▶ Written request: Could you extract every line of the records below and reproduce each one word for word?

** BEGIN Recorded information **

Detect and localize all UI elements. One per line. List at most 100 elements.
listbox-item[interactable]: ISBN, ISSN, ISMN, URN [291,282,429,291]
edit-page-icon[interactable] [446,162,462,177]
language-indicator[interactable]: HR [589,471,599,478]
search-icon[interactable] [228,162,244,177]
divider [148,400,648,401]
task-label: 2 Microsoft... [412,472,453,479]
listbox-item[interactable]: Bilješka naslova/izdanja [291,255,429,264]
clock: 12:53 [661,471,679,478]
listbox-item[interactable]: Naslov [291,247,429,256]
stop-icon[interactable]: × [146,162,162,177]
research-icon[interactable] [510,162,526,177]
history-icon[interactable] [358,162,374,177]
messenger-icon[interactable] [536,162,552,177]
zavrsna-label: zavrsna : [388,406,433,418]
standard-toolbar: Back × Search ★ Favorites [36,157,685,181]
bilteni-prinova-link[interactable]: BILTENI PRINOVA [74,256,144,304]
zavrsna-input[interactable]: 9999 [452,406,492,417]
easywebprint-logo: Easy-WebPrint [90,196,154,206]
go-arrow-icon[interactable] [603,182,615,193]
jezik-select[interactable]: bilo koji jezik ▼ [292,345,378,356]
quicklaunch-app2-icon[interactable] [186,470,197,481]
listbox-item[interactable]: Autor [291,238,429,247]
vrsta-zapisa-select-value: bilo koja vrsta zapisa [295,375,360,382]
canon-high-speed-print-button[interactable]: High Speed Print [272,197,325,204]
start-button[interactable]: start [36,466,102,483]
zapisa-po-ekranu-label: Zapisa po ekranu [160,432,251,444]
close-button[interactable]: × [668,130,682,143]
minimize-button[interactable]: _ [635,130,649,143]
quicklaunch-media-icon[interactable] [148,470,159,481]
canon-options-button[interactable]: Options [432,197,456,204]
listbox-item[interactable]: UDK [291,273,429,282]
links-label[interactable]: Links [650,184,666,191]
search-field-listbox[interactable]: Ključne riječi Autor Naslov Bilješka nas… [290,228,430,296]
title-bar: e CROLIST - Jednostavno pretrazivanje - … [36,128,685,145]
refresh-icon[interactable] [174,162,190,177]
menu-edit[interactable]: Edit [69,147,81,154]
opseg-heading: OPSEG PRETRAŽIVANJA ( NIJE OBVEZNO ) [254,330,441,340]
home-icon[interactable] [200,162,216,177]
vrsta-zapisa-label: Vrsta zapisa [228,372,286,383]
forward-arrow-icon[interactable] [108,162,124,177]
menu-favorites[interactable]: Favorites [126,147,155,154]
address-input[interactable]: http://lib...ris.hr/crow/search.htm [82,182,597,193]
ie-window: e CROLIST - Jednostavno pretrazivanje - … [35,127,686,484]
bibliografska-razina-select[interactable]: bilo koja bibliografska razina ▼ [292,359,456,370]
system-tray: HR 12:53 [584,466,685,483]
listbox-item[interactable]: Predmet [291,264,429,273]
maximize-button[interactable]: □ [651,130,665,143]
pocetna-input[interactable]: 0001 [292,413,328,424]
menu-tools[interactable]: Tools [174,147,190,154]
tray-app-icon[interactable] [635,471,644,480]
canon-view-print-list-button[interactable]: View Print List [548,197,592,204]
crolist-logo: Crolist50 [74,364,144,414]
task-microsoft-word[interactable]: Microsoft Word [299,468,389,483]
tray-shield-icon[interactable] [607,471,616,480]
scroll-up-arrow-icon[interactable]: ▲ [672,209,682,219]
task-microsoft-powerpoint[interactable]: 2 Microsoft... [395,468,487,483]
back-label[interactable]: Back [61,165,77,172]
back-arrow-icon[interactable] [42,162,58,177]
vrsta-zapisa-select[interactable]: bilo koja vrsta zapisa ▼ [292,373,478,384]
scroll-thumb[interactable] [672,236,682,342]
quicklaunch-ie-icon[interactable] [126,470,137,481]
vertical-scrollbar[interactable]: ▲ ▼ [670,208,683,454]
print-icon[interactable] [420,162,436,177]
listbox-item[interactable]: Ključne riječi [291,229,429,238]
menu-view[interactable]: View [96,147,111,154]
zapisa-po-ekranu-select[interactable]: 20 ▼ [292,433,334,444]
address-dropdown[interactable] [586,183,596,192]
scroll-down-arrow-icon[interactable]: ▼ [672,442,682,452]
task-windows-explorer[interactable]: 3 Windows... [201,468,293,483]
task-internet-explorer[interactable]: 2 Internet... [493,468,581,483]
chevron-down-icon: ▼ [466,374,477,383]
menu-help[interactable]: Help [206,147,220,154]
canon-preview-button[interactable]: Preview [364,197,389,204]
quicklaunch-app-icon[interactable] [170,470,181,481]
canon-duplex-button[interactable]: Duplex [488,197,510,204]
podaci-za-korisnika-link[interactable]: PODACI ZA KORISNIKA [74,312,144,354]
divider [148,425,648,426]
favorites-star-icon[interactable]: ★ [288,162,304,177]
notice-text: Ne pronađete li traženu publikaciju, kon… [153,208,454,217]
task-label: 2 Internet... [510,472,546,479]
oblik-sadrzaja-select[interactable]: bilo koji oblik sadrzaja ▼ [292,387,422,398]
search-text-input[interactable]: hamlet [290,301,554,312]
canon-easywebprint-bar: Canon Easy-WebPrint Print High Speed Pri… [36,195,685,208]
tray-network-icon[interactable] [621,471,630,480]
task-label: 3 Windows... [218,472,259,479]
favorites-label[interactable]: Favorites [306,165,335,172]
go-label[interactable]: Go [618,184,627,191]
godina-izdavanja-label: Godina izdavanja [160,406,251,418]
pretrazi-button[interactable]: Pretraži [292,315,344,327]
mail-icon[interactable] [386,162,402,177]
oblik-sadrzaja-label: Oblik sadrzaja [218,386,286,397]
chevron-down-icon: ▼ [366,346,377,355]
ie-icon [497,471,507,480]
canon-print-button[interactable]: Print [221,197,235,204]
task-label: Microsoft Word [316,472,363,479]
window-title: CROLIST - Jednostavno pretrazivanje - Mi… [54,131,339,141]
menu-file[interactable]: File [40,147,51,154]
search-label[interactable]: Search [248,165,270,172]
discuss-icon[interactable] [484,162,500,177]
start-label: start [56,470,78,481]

** END Recorded information **

▶ Correct result:
Detect and localize all UI elements. One per line. List at most 100 elements.
listbox-item[interactable]: ISBN, ISSN, ISMN, URN [291,282,429,291]
edit-page-icon[interactable] [446,162,462,177]
language-indicator[interactable]: HR [589,471,599,478]
search-icon[interactable] [228,162,244,177]
divider [148,400,648,401]
task-label: 2 Microsoft... [412,472,453,479]
listbox-item[interactable]: Bilješka naslova/izdanja [291,255,429,264]
clock: 12:53 [661,471,679,478]
listbox-item[interactable]: Naslov [291,247,429,256]
stop-icon[interactable]: × [146,162,162,177]
research-icon[interactable] [510,162,526,177]
history-icon[interactable] [358,162,374,177]
messenger-icon[interactable] [536,162,552,177]
zavrsna-label: zavrsna : [388,406,433,418]
standard-toolbar: Back × Search ★ Favorites [36,157,685,181]
bilteni-prinova-link[interactable]: BILTENI PRINOVA [74,256,144,304]
zavrsna-input[interactable]: 9999 [452,406,492,417]
easywebprint-logo: Easy-WebPrint [90,196,154,206]
go-arrow-icon[interactable] [603,182,615,193]
jezik-select[interactable]: bilo koji jezik ▼ [292,345,378,356]
quicklaunch-app2-icon[interactable] [186,470,197,481]
listbox-item[interactable]: Autor [291,238,429,247]
vrsta-zapisa-select-value: bilo koja vrsta zapisa [295,375,360,382]
canon-high-speed-print-button[interactable]: High Speed Print [272,197,325,204]
start-button[interactable]: start [36,466,102,483]
zapisa-po-ekranu-label: Zapisa po ekranu [160,432,251,444]
close-button[interactable]: × [668,130,682,143]
minimize-button[interactable]: _ [635,130,649,143]
quicklaunch-media-icon[interactable] [148,470,159,481]
canon-options-button[interactable]: Options [432,197,456,204]
listbox-item[interactable]: UDK [291,273,429,282]
links-label[interactable]: Links [650,184,666,191]
search-field-listbox[interactable]: Ključne riječi Autor Naslov Bilješka nas… [290,228,430,296]
title-bar: e CROLIST - Jednostavno pretrazivanje - … [36,128,685,145]
refresh-icon[interactable] [174,162,190,177]
menu-edit[interactable]: Edit [69,147,81,154]
opseg-heading: OPSEG PRETRAŽIVANJA ( NIJE OBVEZNO ) [254,330,441,340]
home-icon[interactable] [200,162,216,177]
vrsta-zapisa-label: Vrsta zapisa [228,372,286,383]
forward-arrow-icon[interactable] [108,162,124,177]
menu-favorites[interactable]: Favorites [126,147,155,154]
address-input[interactable]: http://lib...ris.hr/crow/search.htm [82,182,597,193]
ie-window: e CROLIST - Jednostavno pretrazivanje - … [35,127,686,484]
bibliografska-razina-select[interactable]: bilo koja bibliografska razina ▼ [292,359,456,370]
system-tray: HR 12:53 [584,466,685,483]
listbox-item[interactable]: Predmet [291,264,429,273]
maximize-button[interactable]: □ [651,130,665,143]
pocetna-input[interactable]: 0001 [292,413,328,424]
menu-tools[interactable]: Tools [174,147,190,154]
tray-app-icon[interactable] [635,471,644,480]
canon-view-print-list-button[interactable]: View Print List [548,197,592,204]
crolist-logo: Crolist50 [74,364,144,414]
task-microsoft-word[interactable]: Microsoft Word [299,468,389,483]
tray-shield-icon[interactable] [607,471,616,480]
scroll-up-arrow-icon[interactable]: ▲ [672,209,682,219]
task-microsoft-powerpoint[interactable]: 2 Microsoft... [395,468,487,483]
back-label[interactable]: Back [61,165,77,172]
back-arrow-icon[interactable] [42,162,58,177]
vrsta-zapisa-select[interactable]: bilo koja vrsta zapisa ▼ [292,373,478,384]
scroll-thumb[interactable] [672,236,682,342]
quicklaunch-ie-icon[interactable] [126,470,137,481]
vertical-scrollbar[interactable]: ▲ ▼ [670,208,683,454]
print-icon[interactable] [420,162,436,177]
listbox-item[interactable]: Ključne riječi [291,229,429,238]
menu-view[interactable]: View [96,147,111,154]
zapisa-po-ekranu-select[interactable]: 20 ▼ [292,433,334,444]
address-dropdown[interactable] [586,183,596,192]
scroll-down-arrow-icon[interactable]: ▼ [672,442,682,452]
task-windows-explorer[interactable]: 3 Windows... [201,468,293,483]
task-internet-explorer[interactable]: 2 Internet... [493,468,581,483]
chevron-down-icon: ▼ [466,374,477,383]
menu-help[interactable]: Help [206,147,220,154]
canon-preview-button[interactable]: Preview [364,197,389,204]
quicklaunch-app-icon[interactable] [170,470,181,481]
canon-duplex-button[interactable]: Duplex [488,197,510,204]
podaci-za-korisnika-link[interactable]: PODACI ZA KORISNIKA [74,312,144,354]
divider [148,425,648,426]
favorites-star-icon[interactable]: ★ [288,162,304,177]
notice-text: Ne pronađete li traženu publikaciju, kon… [153,208,454,217]
task-label: 2 Internet... [510,472,546,479]
oblik-sadrzaja-select[interactable]: bilo koji oblik sadrzaja ▼ [292,387,422,398]
search-text-input[interactable]: hamlet [290,301,554,312]
canon-easywebprint-bar: Canon Easy-WebPrint Print High Speed Pri… [36,195,685,208]
tray-network-icon[interactable] [621,471,630,480]
task-label: 3 Windows... [218,472,259,479]
favorites-label[interactable]: Favorites [306,165,335,172]
go-label[interactable]: Go [618,184,627,191]
godina-izdavanja-label: Godina izdavanja [160,406,251,418]
pretrazi-button[interactable]: Pretraži [292,315,344,327]
mail-icon[interactable] [386,162,402,177]
oblik-sadrzaja-label: Oblik sadrzaja [218,386,286,397]
chevron-down-icon: ▼ [366,346,377,355]
ie-icon [497,471,507,480]
canon-print-button[interactable]: Print [221,197,235,204]
task-label: Microsoft Word [316,472,363,479]
window-title: CROLIST - Jednostavno pretrazivanje - Mi… [54,131,339,141]
menu-file[interactable]: File [40,147,51,154]
search-label[interactable]: Search [248,165,270,172]
discuss-icon[interactable] [484,162,500,177]
start-label: start [56,470,78,481]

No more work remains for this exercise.